+++ PROVIDED RECORDS

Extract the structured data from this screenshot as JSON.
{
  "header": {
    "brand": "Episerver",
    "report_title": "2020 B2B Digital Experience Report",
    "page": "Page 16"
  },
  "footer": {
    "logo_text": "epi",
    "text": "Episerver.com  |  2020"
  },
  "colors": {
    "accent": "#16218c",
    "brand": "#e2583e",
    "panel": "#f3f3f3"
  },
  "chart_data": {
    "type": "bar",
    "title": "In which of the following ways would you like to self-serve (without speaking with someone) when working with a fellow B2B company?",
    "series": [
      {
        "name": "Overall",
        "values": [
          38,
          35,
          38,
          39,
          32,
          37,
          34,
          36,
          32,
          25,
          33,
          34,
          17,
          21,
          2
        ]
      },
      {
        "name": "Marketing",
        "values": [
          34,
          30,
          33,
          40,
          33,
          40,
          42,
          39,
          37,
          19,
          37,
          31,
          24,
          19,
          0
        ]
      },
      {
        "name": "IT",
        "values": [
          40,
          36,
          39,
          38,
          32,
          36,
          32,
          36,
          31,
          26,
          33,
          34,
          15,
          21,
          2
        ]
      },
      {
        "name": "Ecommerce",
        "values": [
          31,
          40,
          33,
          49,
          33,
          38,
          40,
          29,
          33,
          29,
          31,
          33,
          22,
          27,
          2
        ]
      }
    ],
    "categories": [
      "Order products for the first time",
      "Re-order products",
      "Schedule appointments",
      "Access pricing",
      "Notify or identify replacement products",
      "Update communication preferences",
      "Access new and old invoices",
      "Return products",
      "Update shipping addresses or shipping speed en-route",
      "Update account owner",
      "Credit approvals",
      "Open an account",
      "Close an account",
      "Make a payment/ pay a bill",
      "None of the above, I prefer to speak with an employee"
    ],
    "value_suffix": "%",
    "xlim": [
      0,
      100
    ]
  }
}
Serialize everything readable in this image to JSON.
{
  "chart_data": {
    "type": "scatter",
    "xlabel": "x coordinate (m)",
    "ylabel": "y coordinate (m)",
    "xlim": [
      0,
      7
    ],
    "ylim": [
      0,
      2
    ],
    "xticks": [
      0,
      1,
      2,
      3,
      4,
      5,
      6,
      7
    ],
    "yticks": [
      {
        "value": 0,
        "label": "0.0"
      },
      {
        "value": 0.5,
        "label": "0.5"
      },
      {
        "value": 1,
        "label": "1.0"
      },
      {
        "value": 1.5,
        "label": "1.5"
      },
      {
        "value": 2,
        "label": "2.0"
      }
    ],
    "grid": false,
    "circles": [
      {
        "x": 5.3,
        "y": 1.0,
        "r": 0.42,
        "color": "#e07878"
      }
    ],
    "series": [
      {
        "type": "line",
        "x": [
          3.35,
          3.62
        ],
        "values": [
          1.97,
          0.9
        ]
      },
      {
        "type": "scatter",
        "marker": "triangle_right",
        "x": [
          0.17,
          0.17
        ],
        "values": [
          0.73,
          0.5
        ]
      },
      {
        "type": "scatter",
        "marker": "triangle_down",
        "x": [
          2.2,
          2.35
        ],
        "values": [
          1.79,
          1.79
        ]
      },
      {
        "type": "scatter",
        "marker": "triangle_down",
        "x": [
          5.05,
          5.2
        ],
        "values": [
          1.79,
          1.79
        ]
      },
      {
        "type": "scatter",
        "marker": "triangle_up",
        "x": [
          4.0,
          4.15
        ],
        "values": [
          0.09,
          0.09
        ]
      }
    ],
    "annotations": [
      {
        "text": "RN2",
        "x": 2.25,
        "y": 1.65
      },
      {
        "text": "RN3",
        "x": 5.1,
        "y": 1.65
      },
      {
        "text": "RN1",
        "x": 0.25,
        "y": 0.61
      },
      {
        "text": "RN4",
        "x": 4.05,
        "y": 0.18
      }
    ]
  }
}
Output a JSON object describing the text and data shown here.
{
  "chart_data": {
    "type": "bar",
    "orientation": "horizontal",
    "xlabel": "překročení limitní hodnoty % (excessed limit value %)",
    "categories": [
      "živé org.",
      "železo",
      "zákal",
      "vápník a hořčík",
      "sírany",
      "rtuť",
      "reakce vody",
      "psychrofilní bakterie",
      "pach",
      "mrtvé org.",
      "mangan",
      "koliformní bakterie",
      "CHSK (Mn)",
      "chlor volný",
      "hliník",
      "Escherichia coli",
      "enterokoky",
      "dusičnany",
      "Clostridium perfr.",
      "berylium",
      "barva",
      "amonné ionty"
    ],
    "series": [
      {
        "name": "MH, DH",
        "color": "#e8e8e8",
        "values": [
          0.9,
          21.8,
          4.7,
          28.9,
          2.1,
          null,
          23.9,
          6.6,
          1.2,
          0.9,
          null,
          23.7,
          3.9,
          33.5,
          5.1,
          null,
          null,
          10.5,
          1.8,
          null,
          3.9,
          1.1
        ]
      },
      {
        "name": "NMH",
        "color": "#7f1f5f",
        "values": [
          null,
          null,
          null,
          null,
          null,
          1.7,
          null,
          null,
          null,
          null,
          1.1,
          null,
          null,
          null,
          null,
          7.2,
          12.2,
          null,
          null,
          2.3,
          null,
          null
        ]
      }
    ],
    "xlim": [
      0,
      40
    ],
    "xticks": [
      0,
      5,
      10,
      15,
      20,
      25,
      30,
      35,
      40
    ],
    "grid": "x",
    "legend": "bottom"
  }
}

++++++

Your task is to give the records above again, exactly.

• _CORRECT ANSWER_:
Extract the structured data from this screenshot as JSON.
{
  "header": {
    "brand": "Episerver",
    "report_title": "2020 B2B Digital Experience Report",
    "page": "Page 16"
  },
  "footer": {
    "logo_text": "epi",
    "text": "Episerver.com  |  2020"
  },
  "colors": {
    "accent": "#16218c",
    "brand": "#e2583e",
    "panel": "#f3f3f3"
  },
  "chart_data": {
    "type": "bar",
    "title": "In which of the following ways would you like to self-serve (without speaking with someone) when working with a fellow B2B company?",
    "series": [
      {
        "name": "Overall",
        "values": [
          38,
          35,
          38,
          39,
          32,
          37,
          34,
          36,
          32,
          25,
          33,
          34,
          17,
          21,
          2
        ]
      },
      {
        "name": "Marketing",
        "values": [
          34,
          30,
          33,
          40,
          33,
          40,
          42,
          39,
          37,
          19,
          37,
          31,
          24,
          19,
          0
        ]
      },
      {
        "name": "IT",
        "values": [
          40,
          36,
          39,
          38,
          32,
          36,
          32,
          36,
          31,
          26,
          33,
          34,
          15,
          21,
          2
        ]
      },
      {
        "name": "Ecommerce",
        "values": [
          31,
          40,
          33,
          49,
          33,
          38,
          40,
          29,
          33,
          29,
          31,
          33,
          22,
          27,
          2
        ]
      }
    ],
    "categories": [
      "Order products for the first time",
      "Re-order products",
      "Schedule appointments",
      "Access pricing",
      "Notify or identify replacement products",
      "Update communication preferences",
      "Access new and old invoices",
      "Return products",
      "Update shipping addresses or shipping speed en-route",
      "Update account owner",
      "Credit approvals",
      "Open an account",
      "Close an account",
      "Make a payment/ pay a bill",
      "None of the above, I prefer to speak with an employee"
    ],
    "value_suffix": "%",
    "xlim": [
      0,
      100
    ]
  }
}
Serialize everything readable in this image to JSON.
{
  "chart_data": {
    "type": "scatter",
    "xlabel": "x coordinate (m)",
    "ylabel": "y coordinate (m)",
    "xlim": [
      0,
      7
    ],
    "ylim": [
      0,
      2
    ],
    "xticks": [
      0,
      1,
      2,
      3,
      4,
      5,
      6,
      7
    ],
    "yticks": [
      {
        "value": 0,
        "label": "0.0"
      },
      {
        "value": 0.5,
        "label": "0.5"
      },
      {
        "value": 1,
        "label": "1.0"
      },
      {
        "value": 1.5,
        "label": "1.5"
      },
      {
        "value": 2,
        "label": "2.0"
      }
    ],
    "grid": false,
    "circles": [
      {
        "x": 5.3,
        "y": 1.0,
        "r": 0.42,
        "color": "#e07878"
      }
    ],
    "series": [
      {
        "type": "line",
        "x": [
          3.35,
          3.62
        ],
        "values": [
          1.97,
          0.9
        ]
      },
      {
        "type": "scatter",
        "marker": "triangle_right",
        "x": [
          0.17,
          0.17
        ],
        "values": [
          0.73,
          0.5
        ]
      },
      {
        "type": "scatter",
        "marker": "triangle_down",
        "x": [
          2.2,
          2.35
        ],
        "values": [
          1.79,
          1.79
        ]
      },
      {
        "type": "scatter",
        "marker": "triangle_down",
        "x": [
          5.05,
          5.2
        ],
        "values": [
          1.79,
          1.79
        ]
      },
      {
        "type": "scatter",
        "marker": "triangle_up",
        "x": [
          4.0,
          4.15
        ],
        "values": [
          0.09,
          0.09
        ]
      }
    ],
    "annotations": [
      {
        "text": "RN2",
        "x": 2.25,
        "y": 1.65
      },
      {
        "text": "RN3",
        "x": 5.1,
        "y": 1.65
      },
      {
        "text": "RN1",
        "x": 0.25,
        "y": 0.61
      },
      {
        "text": "RN4",
        "x": 4.05,
        "y": 0.18
      }
    ]
  }
}
Output a JSON object describing the text and data shown here.
{
  "chart_data": {
    "type": "bar",
    "orientation": "horizontal",
    "xlabel": "překročení limitní hodnoty % (excessed limit value %)",
    "categories": [
      "živé org.",
      "železo",
      "zákal",
      "vápník a hořčík",
      "sírany",
      "rtuť",
      "reakce vody",
      "psychrofilní bakterie",
      "pach",
      "mrtvé org.",
      "mangan",
      "koliformní bakterie",
      "CHSK (Mn)",
      "chlor volný",
      "hliník",
      "Escherichia coli",
      "enterokoky",
      "dusičnany",
      "Clostridium perfr.",
      "berylium",
      "barva",
      "amonné ionty"
    ],
    "series": [
      {
        "name": "MH, DH",
        "color": "#e8e8e8",
        "values": [
          0.9,
          21.8,
          4.7,
          28.9,
          2.1,
          null,
          23.9,
          6.6,
          1.2,
          0.9,
          null,
          23.7,
          3.9,
          33.5,
          5.1,
          null,
          null,
          10.5,
          1.8,
          null,
          3.9,
          1.1
        ]
      },
      {
        "name": "NMH",
        "color": "#7f1f5f",
        "values": [
          null,
          null,
          null,
          null,
          null,
          1.7,
          null,
          null,
          null,
          null,
          1.1,
          null,
          null,
          null,
          null,
          7.2,
          12.2,
          null,
          null,
          2.3,
          null,
          null
        ]
      }
    ],
    "xlim": [
      0,
      40
    ],
    "xticks": [
      0,
      5,
      10,
      15,
      20,
      25,
      30,
      35,
      40
    ],
    "grid": "x",
    "legend": "bottom"
  }
}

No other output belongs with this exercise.